Problem to solve
Pictures are not part of the copy; repeat everything else in the records exactly.
BEGIN
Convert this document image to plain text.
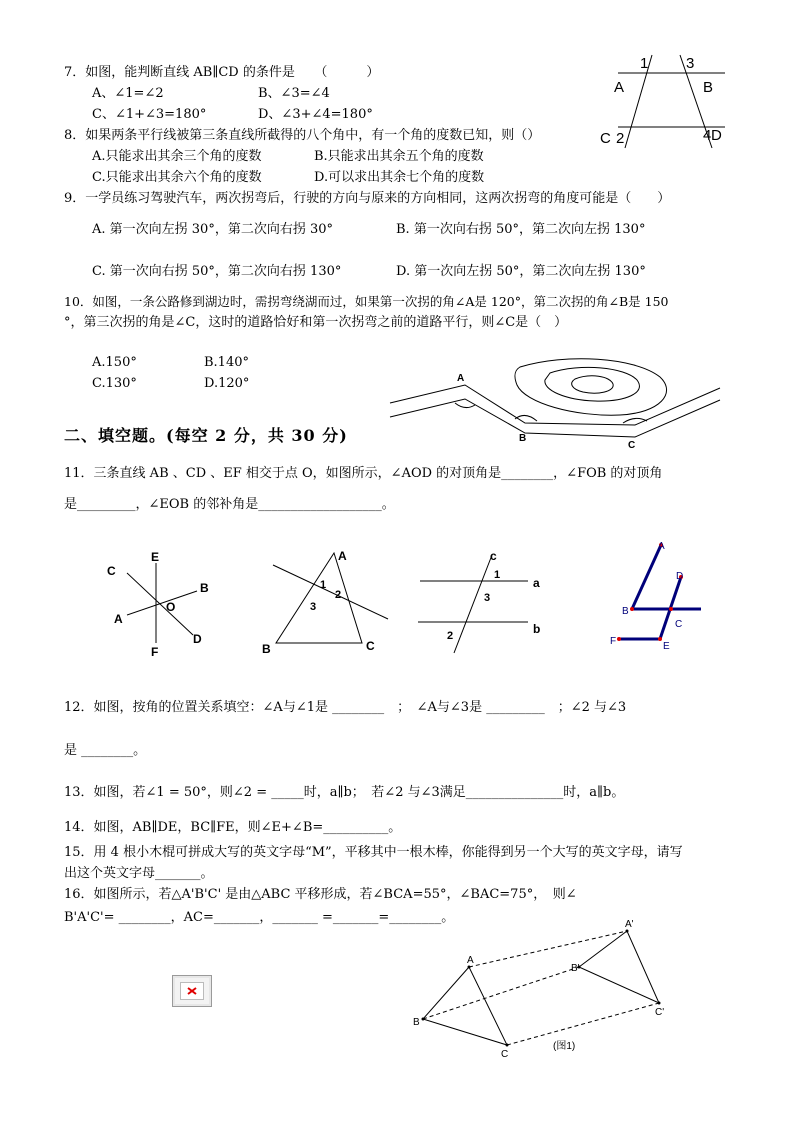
7．如图，能判断直线 AB∥CD 的条件是　　（　　　）
A、∠1=∠2	B、∠3=∠4
C、∠1+∠3=180°	D、∠3+∠4=180°
1	3
A	B
C 2	4 D
8．如果两条平行线被第三条直线所截得的八个角中，有一个角的度数已知，则（）
A.只能求出其余三个角的度数	B.只能求出其余五个角的度数
C.只能求出其余六个角的度数	D.可以求出其余七个角的度数
9．一学员练习驾驶汽车，两次拐弯后，行驶的方向与原来的方向相同，这两次拐弯的角度可能是（　　）
A. 第一次向左拐 30°，第二次向右拐 30°	B. 第一次向右拐 50°，第二次向左拐 130°
C. 第一次向右拐 50°，第二次向右拐 130°	D. 第一次向左拐 50°，第二次向左拐 130°
10．如图，一条公路修到湖边时，需拐弯绕湖而过，如果第一次拐的角∠A是 120°，第二次拐的角∠B是 150
°，第三次拐的角是∠C，这时的道路恰好和第一次拐弯之前的道路平行，则∠C是（　）
A.150°	B.140°
C.130°	D.120°	A
B
C
二、填空题。(每空 2 分，共 30 分)
11．三条直线 AB 、CD 、EF 相交于点 O，如图所示，∠AOD 的对顶角是________，∠FOB 的对顶角
是_________，∠EOB 的邻补角是___________________。
C
E
B
A
O
D
F
A
1
2
3
B	C
c
1
3
a
2	b
A
D
B
C
F	E
12．如图，按角的位置关系填空：∠A与∠1是 ________　；　∠A与∠3是 _________　；∠2 与∠3
是 ________。
13．如图，若∠1 = 50°，则∠2 = _____时，a∥b；　若∠2 与∠3满足_______________时，a∥b。
14．如图，AB∥DE，BC∥FE，则∠E+∠B=__________。
15．用 4 根小木棍可拼成大写的英文字母“M”，平移其中一根木棒，你能得到另一个大写的英文字母，请写
出这个英文字母_______。
16．如图所示，若△A'B'C' 是由△ABC 平移形成，若∠BCA=55°，∠BAC=75°，　则∠
B'A'C'= ________，AC=_______，_______ =_______=________。
A
A'
B'
B
C'
C
(图1)
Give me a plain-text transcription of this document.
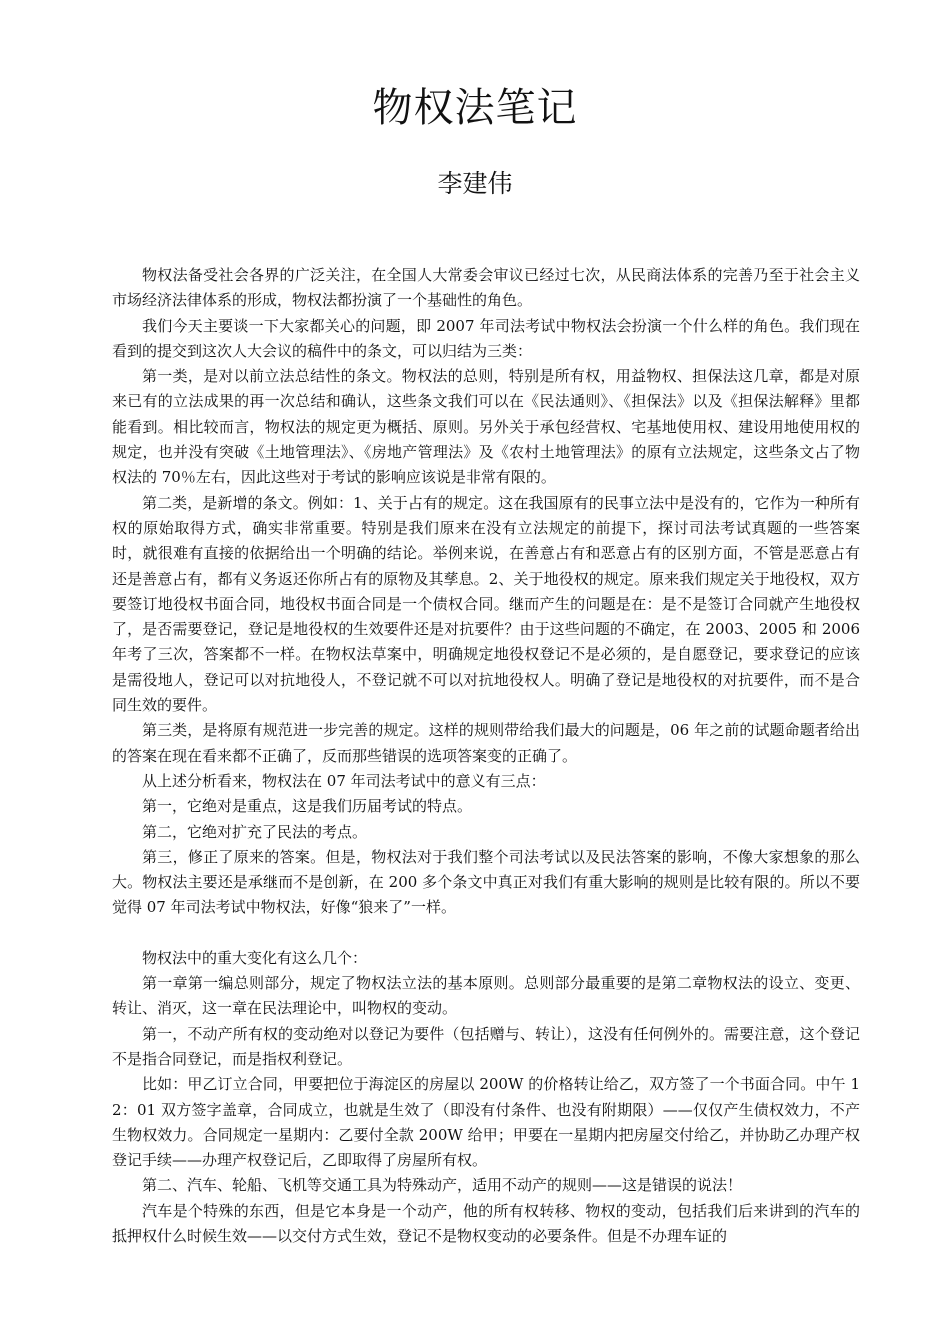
物权法笔记
李建伟

物权法备受社会各界的广泛关注，在全国人大常委会审议已经过七次，从民商法体系的完善乃至于社会主义市场经济法律体系的形成，物权法都扮演了一个基础性的角色。

我们今天主要谈一下大家都关心的问题，即 2007 年司法考试中物权法会扮演一个什么样的角色。我们现在看到的提交到这次人大会议的稿件中的条文，可以归结为三类：

第一类，是对以前立法总结性的条文。物权法的总则，特别是所有权，用益物权、担保法这几章，都是对原来已有的立法成果的再一次总结和确认，这些条文我们可以在《民法通则》、《担保法》以及《担保法解释》里都能看到。相比较而言，物权法的规定更为概括、原则。另外关于承包经营权、宅基地使用权、建设用地使用权的规定，也并没有突破《土地管理法》、《房地产管理法》及《农村土地管理法》的原有立法规定，这些条文占了物权法的 70％左右，因此这些对于考试的影响应该说是非常有限的。

第二类，是新增的条文。例如：1、关于占有的规定。这在我国原有的民事立法中是没有的，它作为一种所有权的原始取得方式，确实非常重要。特别是我们原来在没有立法规定的前提下，探讨司法考试真题的一些答案时，就很难有直接的依据给出一个明确的结论。举例来说，在善意占有和恶意占有的区别方面，不管是恶意占有还是善意占有，都有义务返还你所占有的原物及其孳息。2、关于地役权的规定。原来我们规定关于地役权，双方要签订地役权书面合同，地役权书面合同是一个债权合同。继而产生的问题是在：是不是签订合同就产生地役权了，是否需要登记，登记是地役权的生效要件还是对抗要件？由于这些问题的不确定，在 2003、2005 和 2006 年考了三次，答案都不一样。在物权法草案中，明确规定地役权登记不是必须的，是自愿登记，要求登记的应该是需役地人，登记可以对抗地役人，不登记就不可以对抗地役权人。明确了登记是地役权的对抗要件，而不是合同生效的要件。

第三类，是将原有规范进一步完善的规定。这样的规则带给我们最大的问题是，06 年之前的试题命题者给出的答案在现在看来都不正确了，反而那些错误的选项答案变的正确了。

从上述分析看来，物权法在 07 年司法考试中的意义有三点：

第一，它绝对是重点，这是我们历届考试的特点。

第二，它绝对扩充了民法的考点。

第三，修正了原来的答案。但是，物权法对于我们整个司法考试以及民法答案的影响，不像大家想象的那么大。物权法主要还是承继而不是创新，在 200 多个条文中真正对我们有重大影响的规则是比较有限的。所以不要觉得 07 年司法考试中物权法，好像“狼来了”一样。

物权法中的重大变化有这么几个：

第一章第一编总则部分，规定了物权法立法的基本原则。总则部分最重要的是第二章物权法的设立、变更、转让、消灭，这一章在民法理论中，叫物权的变动。

第一，不动产所有权的变动绝对以登记为要件（包括赠与、转让），这没有任何例外的。需要注意，这个登记不是指合同登记，而是指权利登记。

比如：甲乙订立合同，甲要把位于海淀区的房屋以 200W 的价格转让给乙，双方签了一个书面合同。中午 12：01 双方签字盖章，合同成立，也就是生效了（即没有付条件、也没有附期限）——仅仅产生债权效力，不产生物权效力。合同规定一星期内：乙要付全款 200W 给甲；甲要在一星期内把房屋交付给乙，并协助乙办理产权登记手续——办理产权登记后，乙即取得了房屋所有权。

第二、汽车、轮船、飞机等交通工具为特殊动产，适用不动产的规则——这是错误的说法！

汽车是个特殊的东西，但是它本身是一个动产，他的所有权转移、物权的变动，包括我们后来讲到的汽车的抵押权什么时候生效——以交付方式生效，登记不是物权变动的必要条件。但是不办理车证的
END
Solution to this problem
Convert this document image to plain text.
7．如图，能判断直线 AB∥CD 的条件是　　（　　　）
A、∠1=∠2	B、∠3=∠4
C、∠1+∠3=180°	D、∠3+∠4=180°
1	3
A	B
C 2	4 D
8．如果两条平行线被第三条直线所截得的八个角中，有一个角的度数已知，则（）
A.只能求出其余三个角的度数	B.只能求出其余五个角的度数
C.只能求出其余六个角的度数	D.可以求出其余七个角的度数
9．一学员练习驾驶汽车，两次拐弯后，行驶的方向与原来的方向相同，这两次拐弯的角度可能是（　　）
A. 第一次向左拐 30°，第二次向右拐 30°	B. 第一次向右拐 50°，第二次向左拐 130°
C. 第一次向右拐 50°，第二次向右拐 130°	D. 第一次向左拐 50°，第二次向左拐 130°
10．如图，一条公路修到湖边时，需拐弯绕湖而过，如果第一次拐的角∠A是 120°，第二次拐的角∠B是 150
°，第三次拐的角是∠C，这时的道路恰好和第一次拐弯之前的道路平行，则∠C是（　）
A.150°	B.140°
C.130°	D.120°	A
B
C
二、填空题。(每空 2 分，共 30 分)
11．三条直线 AB 、CD 、EF 相交于点 O，如图所示，∠AOD 的对顶角是________，∠FOB 的对顶角
是_________，∠EOB 的邻补角是___________________。
C
E
B
A
O
D
F
A
1
2
3
B	C
c
1
3
a
2	b
A
D
B
C
F	E
12．如图，按角的位置关系填空：∠A与∠1是 ________　；　∠A与∠3是 _________　；∠2 与∠3
是 ________。
13．如图，若∠1 = 50°，则∠2 = _____时，a∥b；　若∠2 与∠3满足_______________时，a∥b。
14．如图，AB∥DE，BC∥FE，则∠E+∠B=__________。
15．用 4 根小木棍可拼成大写的英文字母“M”，平移其中一根木棒，你能得到另一个大写的英文字母，请写
出这个英文字母_______。
16．如图所示，若△A'B'C' 是由△ABC 平移形成，若∠BCA=55°，∠BAC=75°，　则∠
B'A'C'= ________，AC=_______，_______ =_______=________。
A
A'
B'
B
C'
C
(图1)
Give me a plain-text transcription of this document.
物权法笔记
李建伟

物权法备受社会各界的广泛关注，在全国人大常委会审议已经过七次，从民商法体系的完善乃至于社会主义市场经济法律体系的形成，物权法都扮演了一个基础性的角色。

我们今天主要谈一下大家都关心的问题，即 2007 年司法考试中物权法会扮演一个什么样的角色。我们现在看到的提交到这次人大会议的稿件中的条文，可以归结为三类：

第一类，是对以前立法总结性的条文。物权法的总则，特别是所有权，用益物权、担保法这几章，都是对原来已有的立法成果的再一次总结和确认，这些条文我们可以在《民法通则》、《担保法》以及《担保法解释》里都能看到。相比较而言，物权法的规定更为概括、原则。另外关于承包经营权、宅基地使用权、建设用地使用权的规定，也并没有突破《土地管理法》、《房地产管理法》及《农村土地管理法》的原有立法规定，这些条文占了物权法的 70％左右，因此这些对于考试的影响应该说是非常有限的。

第二类，是新增的条文。例如：1、关于占有的规定。这在我国原有的民事立法中是没有的，它作为一种所有权的原始取得方式，确实非常重要。特别是我们原来在没有立法规定的前提下，探讨司法考试真题的一些答案时，就很难有直接的依据给出一个明确的结论。举例来说，在善意占有和恶意占有的区别方面，不管是恶意占有还是善意占有，都有义务返还你所占有的原物及其孳息。2、关于地役权的规定。原来我们规定关于地役权，双方要签订地役权书面合同，地役权书面合同是一个债权合同。继而产生的问题是在：是不是签订合同就产生地役权了，是否需要登记，登记是地役权的生效要件还是对抗要件？由于这些问题的不确定，在 2003、2005 和 2006 年考了三次，答案都不一样。在物权法草案中，明确规定地役权登记不是必须的，是自愿登记，要求登记的应该是需役地人，登记可以对抗地役人，不登记就不可以对抗地役权人。明确了登记是地役权的对抗要件，而不是合同生效的要件。

第三类，是将原有规范进一步完善的规定。这样的规则带给我们最大的问题是，06 年之前的试题命题者给出的答案在现在看来都不正确了，反而那些错误的选项答案变的正确了。

从上述分析看来，物权法在 07 年司法考试中的意义有三点：

第一，它绝对是重点，这是我们历届考试的特点。

第二，它绝对扩充了民法的考点。

第三，修正了原来的答案。但是，物权法对于我们整个司法考试以及民法答案的影响，不像大家想象的那么大。物权法主要还是承继而不是创新，在 200 多个条文中真正对我们有重大影响的规则是比较有限的。所以不要觉得 07 年司法考试中物权法，好像“狼来了”一样。

物权法中的重大变化有这么几个：

第一章第一编总则部分，规定了物权法立法的基本原则。总则部分最重要的是第二章物权法的设立、变更、转让、消灭，这一章在民法理论中，叫物权的变动。

第一，不动产所有权的变动绝对以登记为要件（包括赠与、转让），这没有任何例外的。需要注意，这个登记不是指合同登记，而是指权利登记。

比如：甲乙订立合同，甲要把位于海淀区的房屋以 200W 的价格转让给乙，双方签了一个书面合同。中午 12：01 双方签字盖章，合同成立，也就是生效了（即没有付条件、也没有附期限）——仅仅产生债权效力，不产生物权效力。合同规定一星期内：乙要付全款 200W 给甲；甲要在一星期内把房屋交付给乙，并协助乙办理产权登记手续——办理产权登记后，乙即取得了房屋所有权。

第二、汽车、轮船、飞机等交通工具为特殊动产，适用不动产的规则——这是错误的说法！

汽车是个特殊的东西，但是它本身是一个动产，他的所有权转移、物权的变动，包括我们后来讲到的汽车的抵押权什么时候生效——以交付方式生效，登记不是物权变动的必要条件。但是不办理车证的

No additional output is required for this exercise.